REQUIREMENT:
Repeat each entry exactly and drop the pictures.

PROVIDED DATA:

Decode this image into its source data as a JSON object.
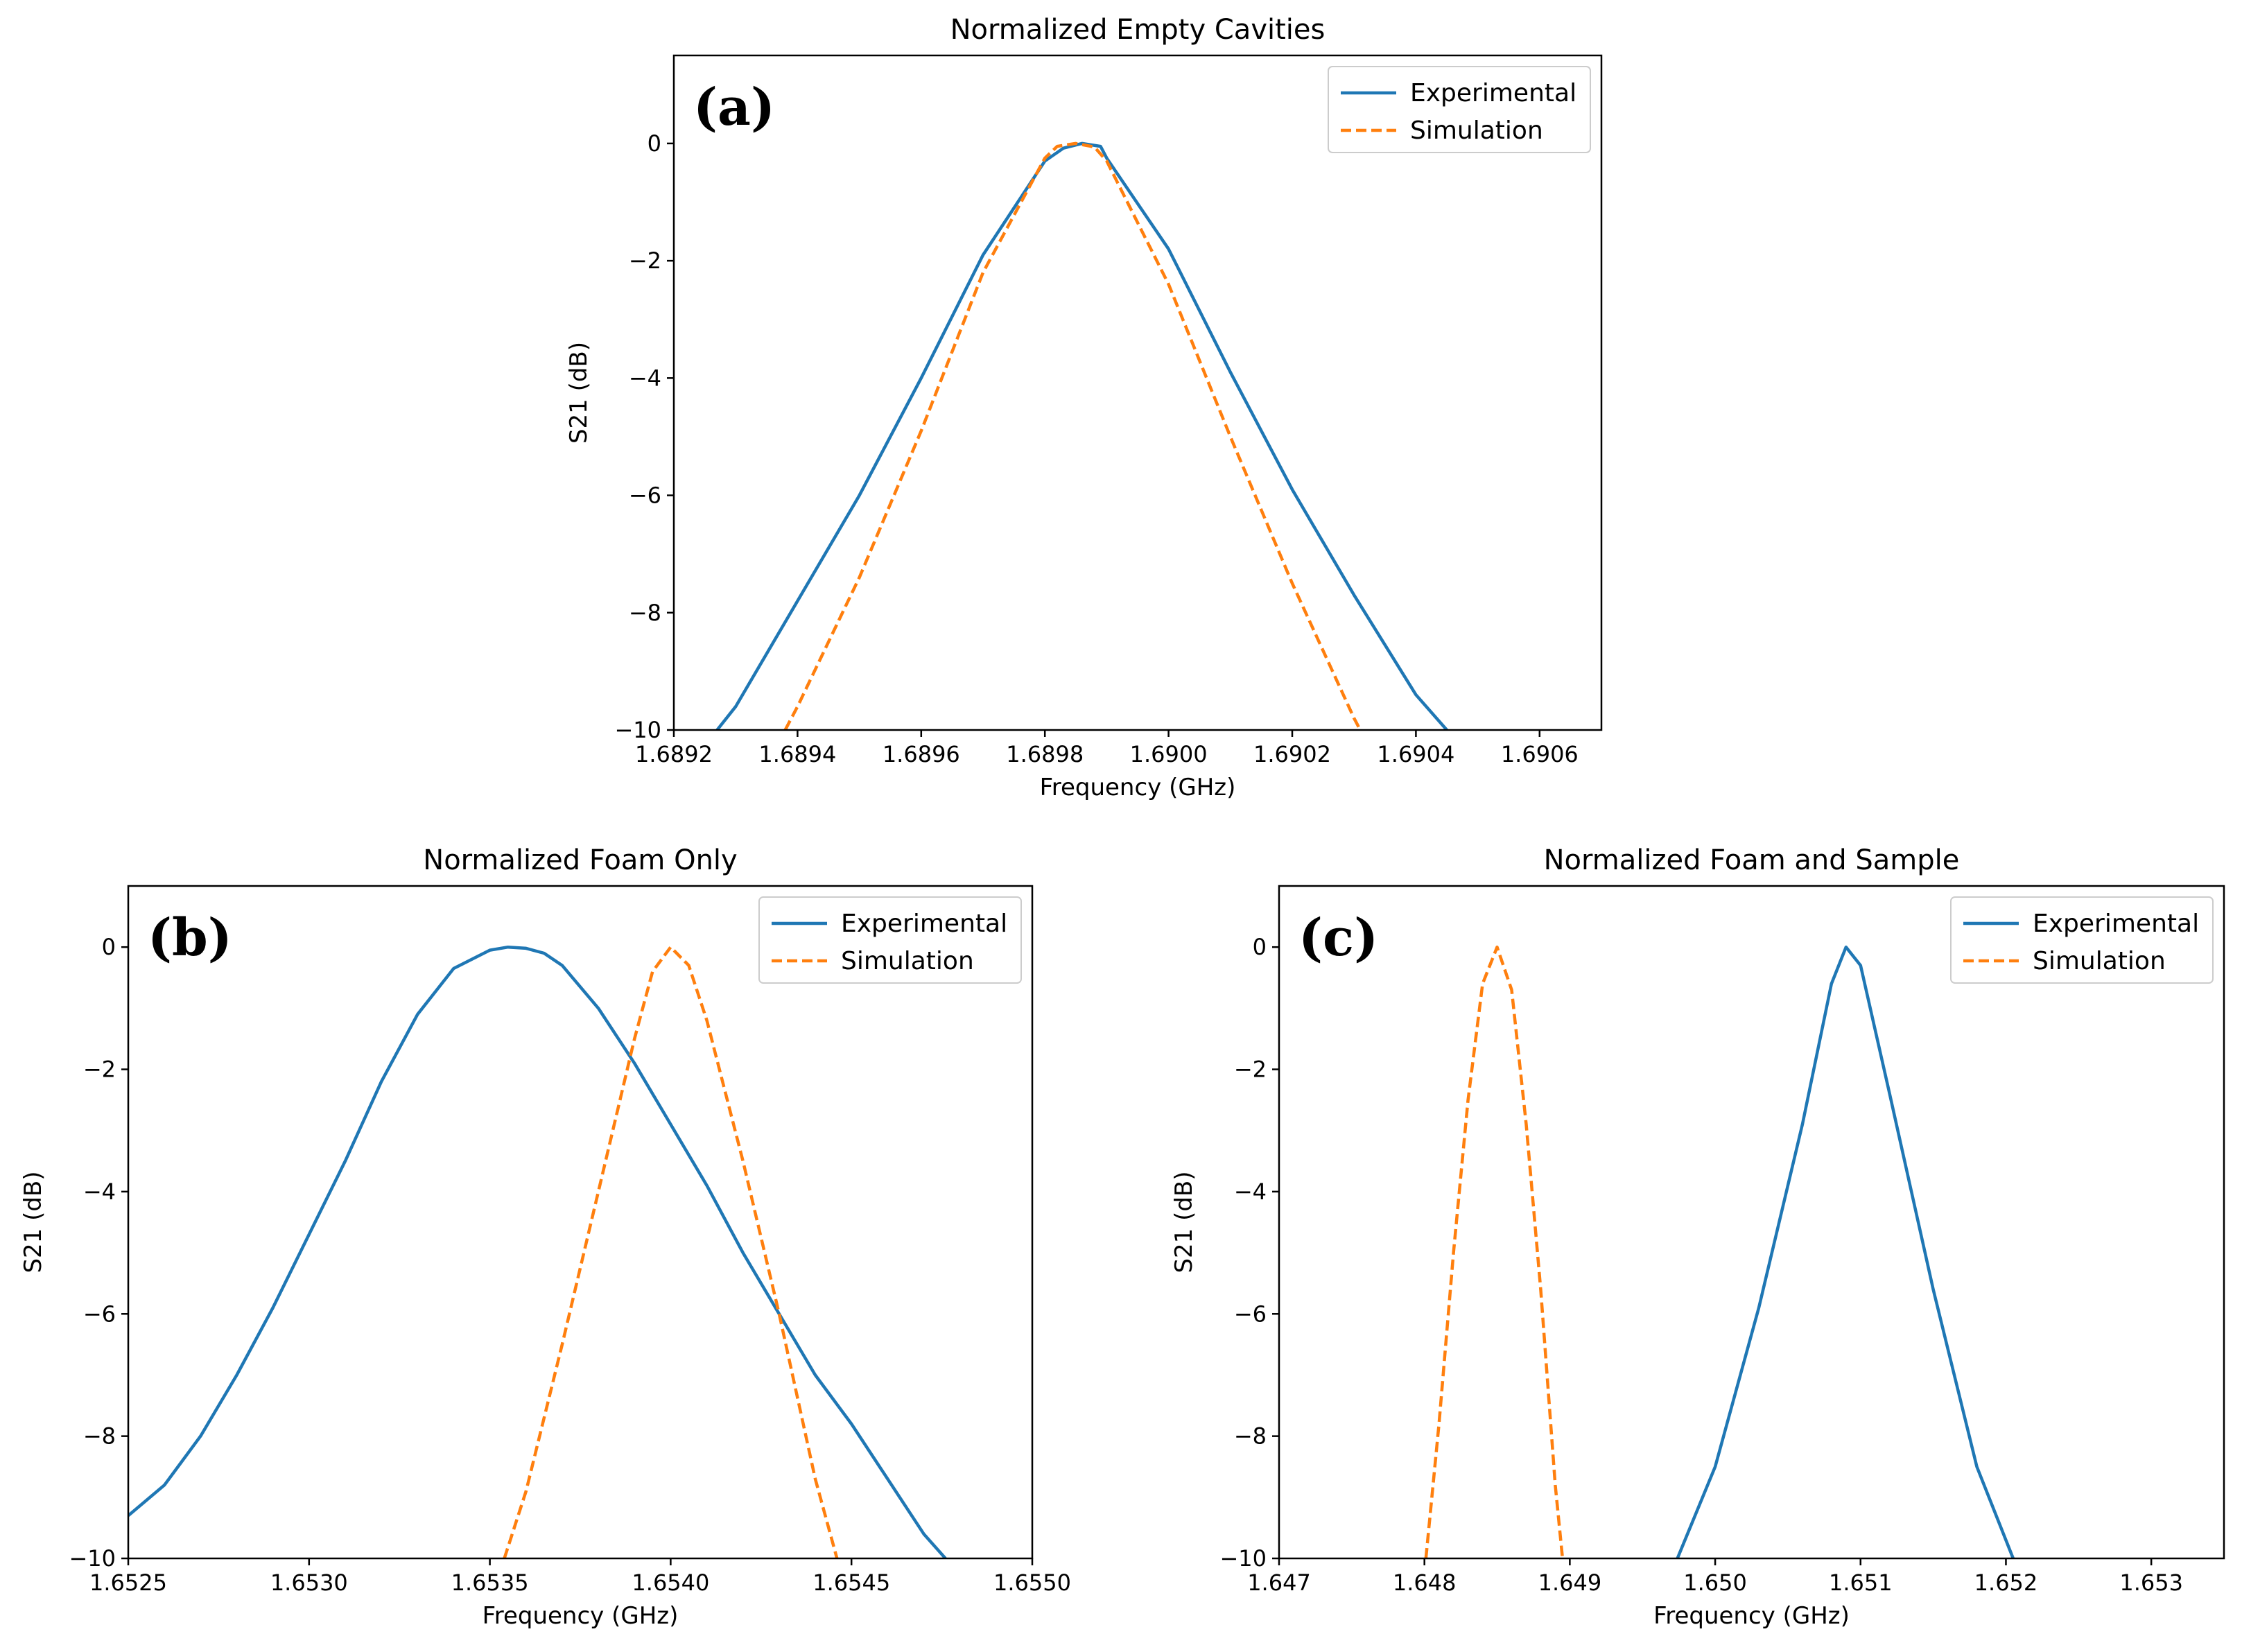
{
  "chart_data": [
    {
      "id": "a",
      "type": "line",
      "panel_label": "(a)",
      "title": "Normalized Empty Cavities",
      "xlabel": "Frequency (GHz)",
      "ylabel": "S21 (dB)",
      "xlim": [
        1.6892,
        1.6907
      ],
      "ylim": [
        -10,
        1.5
      ],
      "xticks": [
        1.6892,
        1.6894,
        1.6896,
        1.6898,
        1.69,
        1.6902,
        1.6904,
        1.6906
      ],
      "xtick_labels": [
        "1.6892",
        "1.6894",
        "1.6896",
        "1.6898",
        "1.6900",
        "1.6902",
        "1.6904",
        "1.6906"
      ],
      "yticks": [
        0,
        -2,
        -4,
        -6,
        -8,
        -10
      ],
      "ytick_labels": [
        "0",
        "−2",
        "−4",
        "−6",
        "−8",
        "−10"
      ],
      "legend_position": "top-right",
      "series": [
        {
          "name": "Experimental",
          "color": "#1f77b4",
          "style": "solid",
          "x": [
            1.68927,
            1.6893,
            1.6894,
            1.6895,
            1.6896,
            1.6897,
            1.6898,
            1.68983,
            1.68986,
            1.68989,
            1.6899,
            1.69,
            1.6901,
            1.6902,
            1.6903,
            1.6904,
            1.69045
          ],
          "y": [
            -10,
            -9.6,
            -7.8,
            -6.0,
            -4.0,
            -1.9,
            -0.3,
            -0.08,
            0,
            -0.05,
            -0.25,
            -1.8,
            -3.9,
            -5.9,
            -7.7,
            -9.4,
            -10
          ]
        },
        {
          "name": "Simulation",
          "color": "#ff7f0e",
          "style": "dashed",
          "x": [
            1.68938,
            1.6894,
            1.6895,
            1.6896,
            1.6897,
            1.6898,
            1.68982,
            1.68985,
            1.68988,
            1.6899,
            1.69,
            1.6901,
            1.6902,
            1.6903,
            1.69031
          ],
          "y": [
            -10,
            -9.6,
            -7.4,
            -4.9,
            -2.2,
            -0.25,
            -0.05,
            0,
            -0.06,
            -0.3,
            -2.4,
            -5.0,
            -7.5,
            -9.8,
            -10
          ]
        }
      ]
    },
    {
      "id": "b",
      "type": "line",
      "panel_label": "(b)",
      "title": "Normalized Foam Only",
      "xlabel": "Frequency (GHz)",
      "ylabel": "S21 (dB)",
      "xlim": [
        1.6525,
        1.655
      ],
      "ylim": [
        -10,
        1.0
      ],
      "xticks": [
        1.6525,
        1.653,
        1.6535,
        1.654,
        1.6545,
        1.655
      ],
      "xtick_labels": [
        "1.6525",
        "1.6530",
        "1.6535",
        "1.6540",
        "1.6545",
        "1.6550"
      ],
      "yticks": [
        0,
        -2,
        -4,
        -6,
        -8,
        -10
      ],
      "ytick_labels": [
        "0",
        "−2",
        "−4",
        "−6",
        "−8",
        "−10"
      ],
      "legend_position": "top-right",
      "series": [
        {
          "name": "Experimental",
          "color": "#1f77b4",
          "style": "solid",
          "x": [
            1.6525,
            1.6526,
            1.6527,
            1.6528,
            1.6529,
            1.653,
            1.6531,
            1.6532,
            1.6533,
            1.6534,
            1.6535,
            1.65355,
            1.6536,
            1.65365,
            1.6537,
            1.6538,
            1.6539,
            1.654,
            1.6541,
            1.6542,
            1.6543,
            1.6544,
            1.6545,
            1.6546,
            1.6547,
            1.65476
          ],
          "y": [
            -9.3,
            -8.8,
            -8.0,
            -7.0,
            -5.9,
            -4.7,
            -3.5,
            -2.2,
            -1.1,
            -0.35,
            -0.05,
            0,
            -0.02,
            -0.1,
            -0.3,
            -1.0,
            -1.9,
            -2.9,
            -3.9,
            -5.0,
            -6.0,
            -7.0,
            -7.8,
            -8.7,
            -9.6,
            -10
          ]
        },
        {
          "name": "Simulation",
          "color": "#ff7f0e",
          "style": "dashed",
          "x": [
            1.65354,
            1.6536,
            1.6537,
            1.6538,
            1.6539,
            1.65395,
            1.654,
            1.65405,
            1.6541,
            1.6542,
            1.6543,
            1.6544,
            1.65446
          ],
          "y": [
            -10,
            -8.9,
            -6.5,
            -4.0,
            -1.5,
            -0.4,
            0,
            -0.3,
            -1.2,
            -3.5,
            -6.0,
            -8.7,
            -10
          ]
        }
      ]
    },
    {
      "id": "c",
      "type": "line",
      "panel_label": "(c)",
      "title": "Normalized Foam and Sample",
      "xlabel": "Frequency (GHz)",
      "ylabel": "S21 (dB)",
      "xlim": [
        1.647,
        1.6535
      ],
      "ylim": [
        -10,
        1.0
      ],
      "xticks": [
        1.647,
        1.648,
        1.649,
        1.65,
        1.651,
        1.652,
        1.653
      ],
      "xtick_labels": [
        "1.647",
        "1.648",
        "1.649",
        "1.650",
        "1.651",
        "1.652",
        "1.653"
      ],
      "yticks": [
        0,
        -2,
        -4,
        -6,
        -8,
        -10
      ],
      "ytick_labels": [
        "0",
        "−2",
        "−4",
        "−6",
        "−8",
        "−10"
      ],
      "legend_position": "top-right",
      "series": [
        {
          "name": "Experimental",
          "color": "#1f77b4",
          "style": "solid",
          "x": [
            1.64974,
            1.65,
            1.6503,
            1.6506,
            1.6508,
            1.6509,
            1.651,
            1.6512,
            1.6515,
            1.6518,
            1.65205
          ],
          "y": [
            -10,
            -8.5,
            -5.9,
            -2.9,
            -0.6,
            0,
            -0.3,
            -2.4,
            -5.6,
            -8.5,
            -10
          ]
        },
        {
          "name": "Simulation",
          "color": "#ff7f0e",
          "style": "dashed",
          "x": [
            1.64801,
            1.6481,
            1.6482,
            1.6483,
            1.6484,
            1.6485,
            1.6486,
            1.6487,
            1.6488,
            1.6489,
            1.64895
          ],
          "y": [
            -10,
            -7.8,
            -5.0,
            -2.5,
            -0.6,
            0,
            -0.7,
            -2.9,
            -5.6,
            -8.8,
            -10
          ]
        }
      ]
    }
  ]
}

THE OUTPUT:
Decode this image into its source data as a JSON object.
{
  "chart_data": [
    {
      "id": "a",
      "type": "line",
      "panel_label": "(a)",
      "title": "Normalized Empty Cavities",
      "xlabel": "Frequency (GHz)",
      "ylabel": "S21 (dB)",
      "xlim": [
        1.6892,
        1.6907
      ],
      "ylim": [
        -10,
        1.5
      ],
      "xticks": [
        1.6892,
        1.6894,
        1.6896,
        1.6898,
        1.69,
        1.6902,
        1.6904,
        1.6906
      ],
      "xtick_labels": [
        "1.6892",
        "1.6894",
        "1.6896",
        "1.6898",
        "1.6900",
        "1.6902",
        "1.6904",
        "1.6906"
      ],
      "yticks": [
        0,
        -2,
        -4,
        -6,
        -8,
        -10
      ],
      "ytick_labels": [
        "0",
        "−2",
        "−4",
        "−6",
        "−8",
        "−10"
      ],
      "legend_position": "top-right",
      "series": [
        {
          "name": "Experimental",
          "color": "#1f77b4",
          "style": "solid",
          "x": [
            1.68927,
            1.6893,
            1.6894,
            1.6895,
            1.6896,
            1.6897,
            1.6898,
            1.68983,
            1.68986,
            1.68989,
            1.6899,
            1.69,
            1.6901,
            1.6902,
            1.6903,
            1.6904,
            1.69045
          ],
          "y": [
            -10,
            -9.6,
            -7.8,
            -6.0,
            -4.0,
            -1.9,
            -0.3,
            -0.08,
            0,
            -0.05,
            -0.25,
            -1.8,
            -3.9,
            -5.9,
            -7.7,
            -9.4,
            -10
          ]
        },
        {
          "name": "Simulation",
          "color": "#ff7f0e",
          "style": "dashed",
          "x": [
            1.68938,
            1.6894,
            1.6895,
            1.6896,
            1.6897,
            1.6898,
            1.68982,
            1.68985,
            1.68988,
            1.6899,
            1.69,
            1.6901,
            1.6902,
            1.6903,
            1.69031
          ],
          "y": [
            -10,
            -9.6,
            -7.4,
            -4.9,
            -2.2,
            -0.25,
            -0.05,
            0,
            -0.06,
            -0.3,
            -2.4,
            -5.0,
            -7.5,
            -9.8,
            -10
          ]
        }
      ]
    },
    {
      "id": "b",
      "type": "line",
      "panel_label": "(b)",
      "title": "Normalized Foam Only",
      "xlabel": "Frequency (GHz)",
      "ylabel": "S21 (dB)",
      "xlim": [
        1.6525,
        1.655
      ],
      "ylim": [
        -10,
        1.0
      ],
      "xticks": [
        1.6525,
        1.653,
        1.6535,
        1.654,
        1.6545,
        1.655
      ],
      "xtick_labels": [
        "1.6525",
        "1.6530",
        "1.6535",
        "1.6540",
        "1.6545",
        "1.6550"
      ],
      "yticks": [
        0,
        -2,
        -4,
        -6,
        -8,
        -10
      ],
      "ytick_labels": [
        "0",
        "−2",
        "−4",
        "−6",
        "−8",
        "−10"
      ],
      "legend_position": "top-right",
      "series": [
        {
          "name": "Experimental",
          "color": "#1f77b4",
          "style": "solid",
          "x": [
            1.6525,
            1.6526,
            1.6527,
            1.6528,
            1.6529,
            1.653,
            1.6531,
            1.6532,
            1.6533,
            1.6534,
            1.6535,
            1.65355,
            1.6536,
            1.65365,
            1.6537,
            1.6538,
            1.6539,
            1.654,
            1.6541,
            1.6542,
            1.6543,
            1.6544,
            1.6545,
            1.6546,
            1.6547,
            1.65476
          ],
          "y": [
            -9.3,
            -8.8,
            -8.0,
            -7.0,
            -5.9,
            -4.7,
            -3.5,
            -2.2,
            -1.1,
            -0.35,
            -0.05,
            0,
            -0.02,
            -0.1,
            -0.3,
            -1.0,
            -1.9,
            -2.9,
            -3.9,
            -5.0,
            -6.0,
            -7.0,
            -7.8,
            -8.7,
            -9.6,
            -10
          ]
        },
        {
          "name": "Simulation",
          "color": "#ff7f0e",
          "style": "dashed",
          "x": [
            1.65354,
            1.6536,
            1.6537,
            1.6538,
            1.6539,
            1.65395,
            1.654,
            1.65405,
            1.6541,
            1.6542,
            1.6543,
            1.6544,
            1.65446
          ],
          "y": [
            -10,
            -8.9,
            -6.5,
            -4.0,
            -1.5,
            -0.4,
            0,
            -0.3,
            -1.2,
            -3.5,
            -6.0,
            -8.7,
            -10
          ]
        }
      ]
    },
    {
      "id": "c",
      "type": "line",
      "panel_label": "(c)",
      "title": "Normalized Foam and Sample",
      "xlabel": "Frequency (GHz)",
      "ylabel": "S21 (dB)",
      "xlim": [
        1.647,
        1.6535
      ],
      "ylim": [
        -10,
        1.0
      ],
      "xticks": [
        1.647,
        1.648,
        1.649,
        1.65,
        1.651,
        1.652,
        1.653
      ],
      "xtick_labels": [
        "1.647",
        "1.648",
        "1.649",
        "1.650",
        "1.651",
        "1.652",
        "1.653"
      ],
      "yticks": [
        0,
        -2,
        -4,
        -6,
        -8,
        -10
      ],
      "ytick_labels": [
        "0",
        "−2",
        "−4",
        "−6",
        "−8",
        "−10"
      ],
      "legend_position": "top-right",
      "series": [
        {
          "name": "Experimental",
          "color": "#1f77b4",
          "style": "solid",
          "x": [
            1.64974,
            1.65,
            1.6503,
            1.6506,
            1.6508,
            1.6509,
            1.651,
            1.6512,
            1.6515,
            1.6518,
            1.65205
          ],
          "y": [
            -10,
            -8.5,
            -5.9,
            -2.9,
            -0.6,
            0,
            -0.3,
            -2.4,
            -5.6,
            -8.5,
            -10
          ]
        },
        {
          "name": "Simulation",
          "color": "#ff7f0e",
          "style": "dashed",
          "x": [
            1.64801,
            1.6481,
            1.6482,
            1.6483,
            1.6484,
            1.6485,
            1.6486,
            1.6487,
            1.6488,
            1.6489,
            1.64895
          ],
          "y": [
            -10,
            -7.8,
            -5.0,
            -2.5,
            -0.6,
            0,
            -0.7,
            -2.9,
            -5.6,
            -8.8,
            -10
          ]
        }
      ]
    }
  ]
}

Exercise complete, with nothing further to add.